To be done> Pick out every row below that contains the string "example" and copy each of those rows.

Start Information shown

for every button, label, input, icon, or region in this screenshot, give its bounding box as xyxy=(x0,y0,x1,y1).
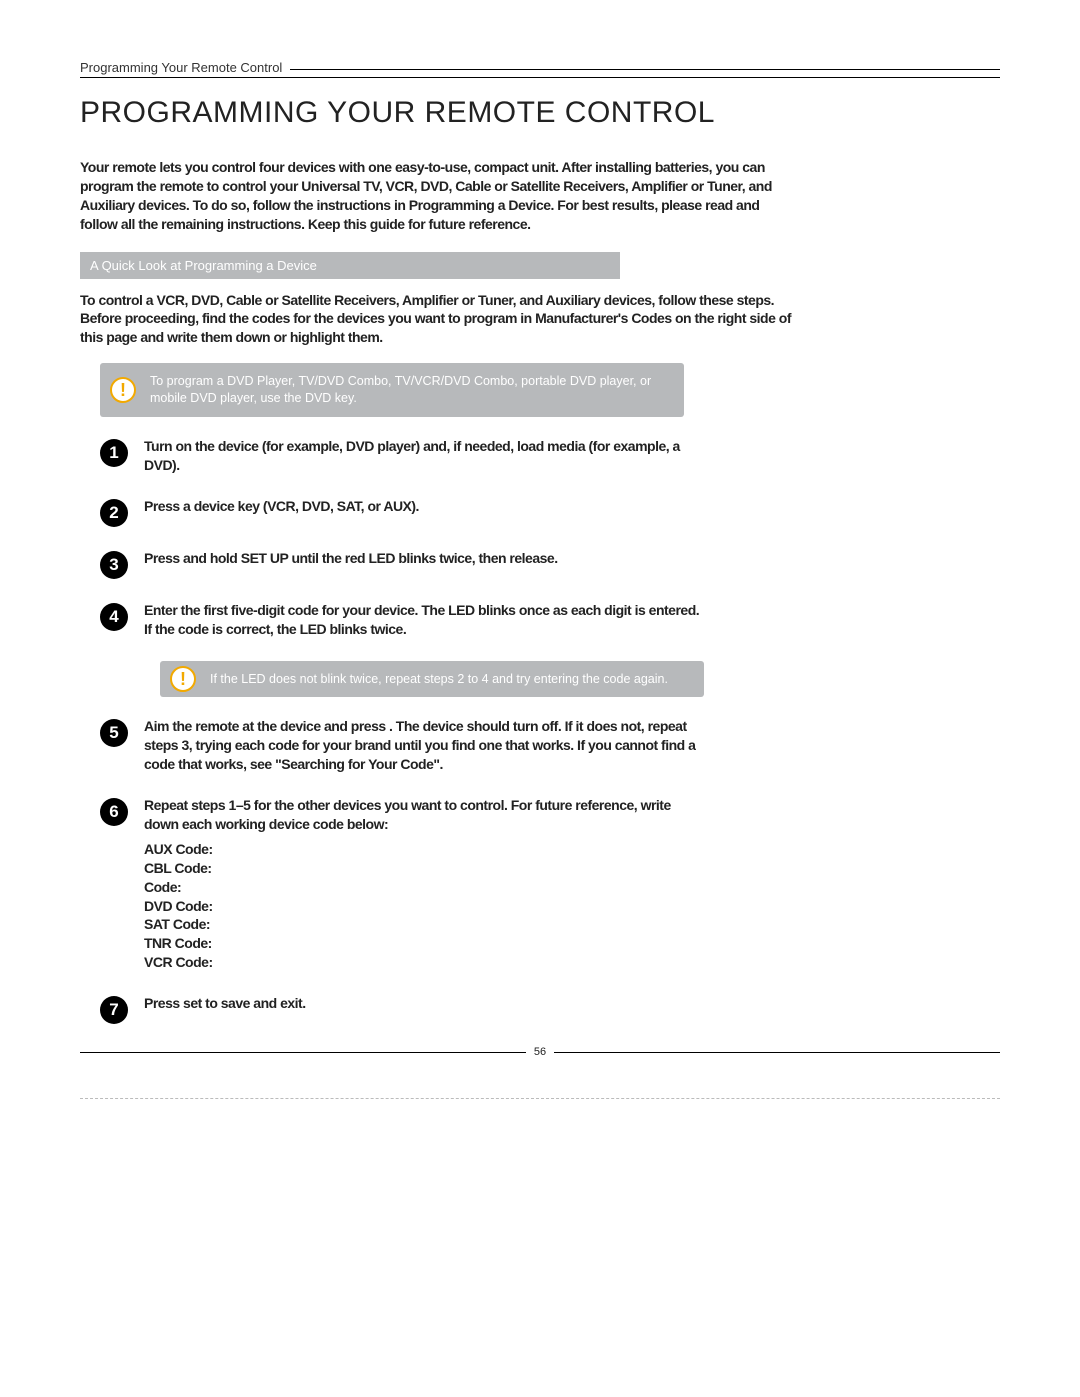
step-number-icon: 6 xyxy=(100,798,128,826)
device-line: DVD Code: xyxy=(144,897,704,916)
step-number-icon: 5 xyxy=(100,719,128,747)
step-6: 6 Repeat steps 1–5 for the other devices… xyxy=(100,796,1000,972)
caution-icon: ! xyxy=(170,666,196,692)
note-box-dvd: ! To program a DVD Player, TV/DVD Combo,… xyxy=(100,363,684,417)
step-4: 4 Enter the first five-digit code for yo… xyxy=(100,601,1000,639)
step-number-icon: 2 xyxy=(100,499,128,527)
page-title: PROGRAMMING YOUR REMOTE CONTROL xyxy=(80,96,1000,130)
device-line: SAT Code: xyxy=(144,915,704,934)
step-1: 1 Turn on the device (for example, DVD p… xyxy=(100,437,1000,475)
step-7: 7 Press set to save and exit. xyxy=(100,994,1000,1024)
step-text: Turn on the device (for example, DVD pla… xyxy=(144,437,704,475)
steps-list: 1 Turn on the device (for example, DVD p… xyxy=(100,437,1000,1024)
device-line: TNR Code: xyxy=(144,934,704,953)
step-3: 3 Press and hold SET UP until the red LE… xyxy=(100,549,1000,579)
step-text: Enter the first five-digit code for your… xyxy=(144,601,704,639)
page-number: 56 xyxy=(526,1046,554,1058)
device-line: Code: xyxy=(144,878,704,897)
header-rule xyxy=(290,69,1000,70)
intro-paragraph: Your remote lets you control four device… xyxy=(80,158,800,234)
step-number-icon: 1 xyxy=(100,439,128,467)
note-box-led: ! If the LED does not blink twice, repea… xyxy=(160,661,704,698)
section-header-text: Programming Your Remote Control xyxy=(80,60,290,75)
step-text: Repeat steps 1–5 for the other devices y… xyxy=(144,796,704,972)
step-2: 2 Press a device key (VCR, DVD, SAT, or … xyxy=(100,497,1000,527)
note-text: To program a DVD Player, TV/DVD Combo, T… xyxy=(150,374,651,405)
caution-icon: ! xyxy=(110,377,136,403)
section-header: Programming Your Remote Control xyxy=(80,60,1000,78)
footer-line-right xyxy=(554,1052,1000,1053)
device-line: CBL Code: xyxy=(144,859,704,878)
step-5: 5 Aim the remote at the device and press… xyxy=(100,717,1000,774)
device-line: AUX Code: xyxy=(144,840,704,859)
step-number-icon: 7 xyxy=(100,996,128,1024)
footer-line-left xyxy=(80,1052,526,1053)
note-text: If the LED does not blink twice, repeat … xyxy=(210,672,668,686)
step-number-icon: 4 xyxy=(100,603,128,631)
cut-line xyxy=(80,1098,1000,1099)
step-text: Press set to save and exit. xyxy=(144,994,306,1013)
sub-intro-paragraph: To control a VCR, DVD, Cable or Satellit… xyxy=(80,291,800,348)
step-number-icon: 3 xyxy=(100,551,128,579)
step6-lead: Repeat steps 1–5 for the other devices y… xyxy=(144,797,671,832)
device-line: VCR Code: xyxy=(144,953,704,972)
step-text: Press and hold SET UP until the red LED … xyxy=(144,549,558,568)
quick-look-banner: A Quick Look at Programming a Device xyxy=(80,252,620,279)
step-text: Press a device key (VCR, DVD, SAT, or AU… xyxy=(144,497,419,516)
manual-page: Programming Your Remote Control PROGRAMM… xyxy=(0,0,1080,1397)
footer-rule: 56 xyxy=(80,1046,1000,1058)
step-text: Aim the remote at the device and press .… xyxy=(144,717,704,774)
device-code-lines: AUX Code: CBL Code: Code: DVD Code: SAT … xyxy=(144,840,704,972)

End Information shown
Start Information shown

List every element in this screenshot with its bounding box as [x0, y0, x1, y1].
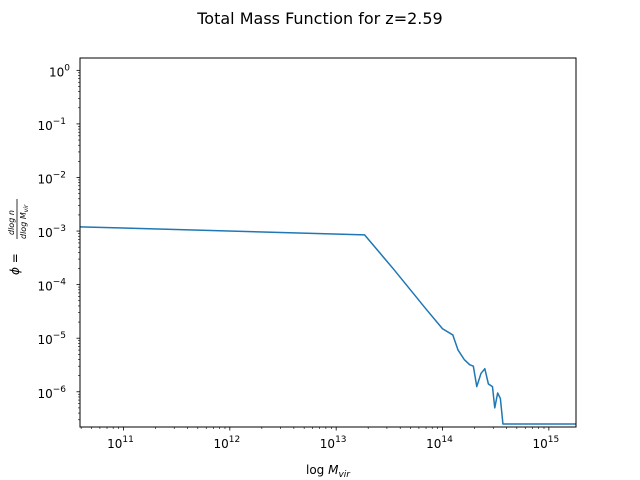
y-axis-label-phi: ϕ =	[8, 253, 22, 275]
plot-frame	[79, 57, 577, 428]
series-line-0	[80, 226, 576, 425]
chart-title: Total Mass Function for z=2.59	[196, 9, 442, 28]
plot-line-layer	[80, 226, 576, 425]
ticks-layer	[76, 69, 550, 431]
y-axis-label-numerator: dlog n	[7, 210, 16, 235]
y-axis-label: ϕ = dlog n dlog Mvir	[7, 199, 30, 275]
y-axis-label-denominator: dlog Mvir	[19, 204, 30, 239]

End Information shown

Answer in full>
step-1: 1 Turn on the device (for example, DVD p… xyxy=(100,437,1000,475)
step-text: Turn on the device (for example, DVD pla… xyxy=(144,437,704,475)
steps-list: 1 Turn on the device (for example, DVD p… xyxy=(100,437,1000,1024)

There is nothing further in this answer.